** Direction A **
Quote the records word for word in the stretch from the start of the records through the line containing "price-tick-label: 0.05500000 bbox=[1706, 242, 1762, 254]", including that line.

Florida Property Insurance Market Inches Closer to Crisis – Part 1
After years of warnings that the Florida property insurance market was heading towards an availability crisis, many in the industry say the moment of reckoning has arrived. They blame unchecked claims litigation from non-catastrophe water losses and rising reinsurance rates that have severely strained the financials of Florida insurers.
The situation has gone from bad to worse for Florida domestic insurance carriers this year, which together cover most of the state’s homeowners market.
Nearly 60 carriers suffered a combined $701 million in losses and $351 million in negative income for all of 2019, according to Guy Carpenter. In just the first half of 2020, the companies lost more than a half billion ($501 million) in underwriting losses and $227 million of negative net income. Third quarter results are expected to show further deterioration. Guy Carpenter’s data cited an average net combined ratio for 2019 of 111 percent that climbed to 129 percent in the second quarter of 2020 for these companies.
“If we’re not in a crisis, I don’t know what we’re in,” said Kyle Ulrich, president and CEO of the Florida Association of Insurance Agents. “Those numbers … just simply are not sustainable.”
As a result, carriers have been steadily raising rates this year and this trend isn’t expected to slow down any time soon. Companies are requesting and the Florida regulator is approving substantial rate increases – some over 30% – along with taking steps to limit their exposures and protect their books of business.
The vast majority of Florida insurers have filed multiple rate increases this year for just under the 15% threshold that requires a rate hearing by the Florida Office of Insurance Regulation. Since August, four companies – Capitol Preferred Insurance Co., Southern Fidelity Insurance Co., First Community Insurance Co. and Centauri Specialty Insurance Co. – have participated in rate hearings for rate increase requests ranging from 25% to just below 40%.
John Rollins, former principal and consulting actuary with Milliman and now chief financial officer at Olympus Insurance, told the Colodny Fass/Aon Florida Insurance Summit in September that Florida homeowners insurers filed at least 79 rate increases through the second and third quarter of 2020.

** Direction B **
Reproduce the stretch of the Florida property insurance article from "Florida Property Insurance Market Inches" through "state’s homeowners market.", without changing any wording.

** Data supplied **
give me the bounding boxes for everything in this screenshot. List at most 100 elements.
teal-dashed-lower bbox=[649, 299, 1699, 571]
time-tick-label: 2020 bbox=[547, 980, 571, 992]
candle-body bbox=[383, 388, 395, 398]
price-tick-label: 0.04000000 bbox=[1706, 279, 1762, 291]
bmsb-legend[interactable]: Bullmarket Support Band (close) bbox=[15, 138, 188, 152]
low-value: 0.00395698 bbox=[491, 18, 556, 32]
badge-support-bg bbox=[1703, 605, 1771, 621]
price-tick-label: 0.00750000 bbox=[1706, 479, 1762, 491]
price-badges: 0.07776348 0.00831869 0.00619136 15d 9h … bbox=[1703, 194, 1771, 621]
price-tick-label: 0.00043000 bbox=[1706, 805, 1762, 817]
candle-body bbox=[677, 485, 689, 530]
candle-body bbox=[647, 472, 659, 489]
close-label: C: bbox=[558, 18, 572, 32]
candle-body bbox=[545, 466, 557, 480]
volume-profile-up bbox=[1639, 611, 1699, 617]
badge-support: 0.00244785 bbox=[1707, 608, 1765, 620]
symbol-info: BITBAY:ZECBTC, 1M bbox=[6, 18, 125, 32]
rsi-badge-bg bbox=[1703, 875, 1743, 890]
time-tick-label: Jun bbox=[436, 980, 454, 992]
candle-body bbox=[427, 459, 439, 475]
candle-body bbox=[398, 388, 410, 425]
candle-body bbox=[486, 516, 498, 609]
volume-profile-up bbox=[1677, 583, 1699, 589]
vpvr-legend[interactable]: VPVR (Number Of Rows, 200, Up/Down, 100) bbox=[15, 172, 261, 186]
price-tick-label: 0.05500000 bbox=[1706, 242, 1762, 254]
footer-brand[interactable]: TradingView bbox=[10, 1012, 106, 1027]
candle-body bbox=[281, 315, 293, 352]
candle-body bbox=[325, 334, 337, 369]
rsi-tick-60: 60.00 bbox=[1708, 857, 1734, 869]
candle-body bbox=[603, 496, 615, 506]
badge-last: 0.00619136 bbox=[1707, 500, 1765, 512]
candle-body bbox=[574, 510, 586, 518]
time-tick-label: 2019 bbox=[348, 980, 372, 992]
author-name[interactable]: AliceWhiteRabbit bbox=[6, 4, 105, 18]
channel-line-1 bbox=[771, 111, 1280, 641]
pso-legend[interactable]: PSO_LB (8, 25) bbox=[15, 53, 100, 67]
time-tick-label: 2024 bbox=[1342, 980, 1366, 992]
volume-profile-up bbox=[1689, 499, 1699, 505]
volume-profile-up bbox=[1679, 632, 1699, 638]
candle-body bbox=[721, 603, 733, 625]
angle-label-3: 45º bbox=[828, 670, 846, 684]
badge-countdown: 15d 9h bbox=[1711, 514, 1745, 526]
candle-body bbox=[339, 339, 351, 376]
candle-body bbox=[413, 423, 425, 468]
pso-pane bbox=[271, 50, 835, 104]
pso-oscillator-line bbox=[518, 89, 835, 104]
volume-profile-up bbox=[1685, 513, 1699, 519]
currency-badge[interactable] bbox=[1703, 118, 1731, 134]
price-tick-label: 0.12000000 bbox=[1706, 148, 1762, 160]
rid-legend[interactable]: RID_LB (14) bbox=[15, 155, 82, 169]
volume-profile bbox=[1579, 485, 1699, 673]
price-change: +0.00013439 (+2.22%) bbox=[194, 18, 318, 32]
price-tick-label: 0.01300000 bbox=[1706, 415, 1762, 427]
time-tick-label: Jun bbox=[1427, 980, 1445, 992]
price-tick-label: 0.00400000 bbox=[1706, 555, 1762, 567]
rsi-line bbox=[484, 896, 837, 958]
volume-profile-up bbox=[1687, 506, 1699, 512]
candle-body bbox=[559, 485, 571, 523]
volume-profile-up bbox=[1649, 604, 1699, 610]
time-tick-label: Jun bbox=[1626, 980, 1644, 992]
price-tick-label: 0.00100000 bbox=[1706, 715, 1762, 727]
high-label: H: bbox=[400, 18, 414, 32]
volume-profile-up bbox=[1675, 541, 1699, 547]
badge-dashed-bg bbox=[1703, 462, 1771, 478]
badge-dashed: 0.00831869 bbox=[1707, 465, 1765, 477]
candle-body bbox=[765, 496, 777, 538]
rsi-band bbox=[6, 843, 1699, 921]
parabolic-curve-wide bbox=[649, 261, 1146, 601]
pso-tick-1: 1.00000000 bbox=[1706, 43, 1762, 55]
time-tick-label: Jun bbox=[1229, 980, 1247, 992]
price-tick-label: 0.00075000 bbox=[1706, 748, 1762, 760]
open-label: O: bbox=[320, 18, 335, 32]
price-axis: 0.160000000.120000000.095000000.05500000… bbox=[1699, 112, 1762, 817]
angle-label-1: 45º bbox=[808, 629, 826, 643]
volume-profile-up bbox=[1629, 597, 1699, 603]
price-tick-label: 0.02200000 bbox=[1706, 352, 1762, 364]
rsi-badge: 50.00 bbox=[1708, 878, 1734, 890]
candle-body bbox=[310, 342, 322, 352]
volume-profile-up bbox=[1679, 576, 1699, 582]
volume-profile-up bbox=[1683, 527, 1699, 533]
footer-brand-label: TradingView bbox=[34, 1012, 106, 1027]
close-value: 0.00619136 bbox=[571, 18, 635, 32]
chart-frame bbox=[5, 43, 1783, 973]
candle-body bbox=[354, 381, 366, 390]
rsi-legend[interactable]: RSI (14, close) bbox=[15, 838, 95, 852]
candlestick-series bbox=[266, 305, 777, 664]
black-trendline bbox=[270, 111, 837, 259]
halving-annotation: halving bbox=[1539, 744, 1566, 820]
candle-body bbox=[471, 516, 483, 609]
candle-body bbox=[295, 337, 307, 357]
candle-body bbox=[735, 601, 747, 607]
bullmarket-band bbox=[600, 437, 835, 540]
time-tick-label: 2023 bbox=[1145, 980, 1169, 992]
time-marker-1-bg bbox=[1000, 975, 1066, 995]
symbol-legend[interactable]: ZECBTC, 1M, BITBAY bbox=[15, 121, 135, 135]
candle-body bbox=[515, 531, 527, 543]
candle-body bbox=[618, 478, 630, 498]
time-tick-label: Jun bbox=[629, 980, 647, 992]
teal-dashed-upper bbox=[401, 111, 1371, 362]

** Correct result A **
give me the bounding boxes for everything in this screenshot. List at most 100 elements.
teal-dashed-lower bbox=[649, 299, 1699, 571]
time-tick-label: 2020 bbox=[547, 980, 571, 992]
candle-body bbox=[383, 388, 395, 398]
price-tick-label: 0.04000000 bbox=[1706, 279, 1762, 291]
bmsb-legend[interactable]: Bullmarket Support Band (close) bbox=[15, 138, 188, 152]
low-value: 0.00395698 bbox=[491, 18, 556, 32]
badge-support-bg bbox=[1703, 605, 1771, 621]
price-tick-label: 0.00750000 bbox=[1706, 479, 1762, 491]
price-badges: 0.07776348 0.00831869 0.00619136 15d 9h … bbox=[1703, 194, 1771, 621]
price-tick-label: 0.00043000 bbox=[1706, 805, 1762, 817]
candle-body bbox=[677, 485, 689, 530]
candle-body bbox=[647, 472, 659, 489]
close-label: C: bbox=[558, 18, 572, 32]
candle-body bbox=[545, 466, 557, 480]
volume-profile-up bbox=[1639, 611, 1699, 617]
badge-support: 0.00244785 bbox=[1707, 608, 1765, 620]
symbol-info: BITBAY:ZECBTC, 1M bbox=[6, 18, 125, 32]
rsi-badge-bg bbox=[1703, 875, 1743, 890]
time-tick-label: Jun bbox=[436, 980, 454, 992]
candle-body bbox=[427, 459, 439, 475]
candle-body bbox=[398, 388, 410, 425]
candle-body bbox=[486, 516, 498, 609]
volume-profile-up bbox=[1677, 583, 1699, 589]
vpvr-legend[interactable]: VPVR (Number Of Rows, 200, Up/Down, 100) bbox=[15, 172, 261, 186]
price-tick-label: 0.05500000 bbox=[1706, 242, 1762, 254]

** Correct result B **
Florida Property Insurance Market Inches Closer to Crisis – Part 1
After years of warnings that the Florida property insurance market was heading towards an availability crisis, many in the industry say the moment of reckoning has arrived. They blame unchecked claims litigation from non-catastrophe water losses and rising reinsurance rates that have severely strained the financials of Florida insurers.
The situation has gone from bad to worse for Florida domestic insurance carriers this year, which together cover most of the state’s homeowners market.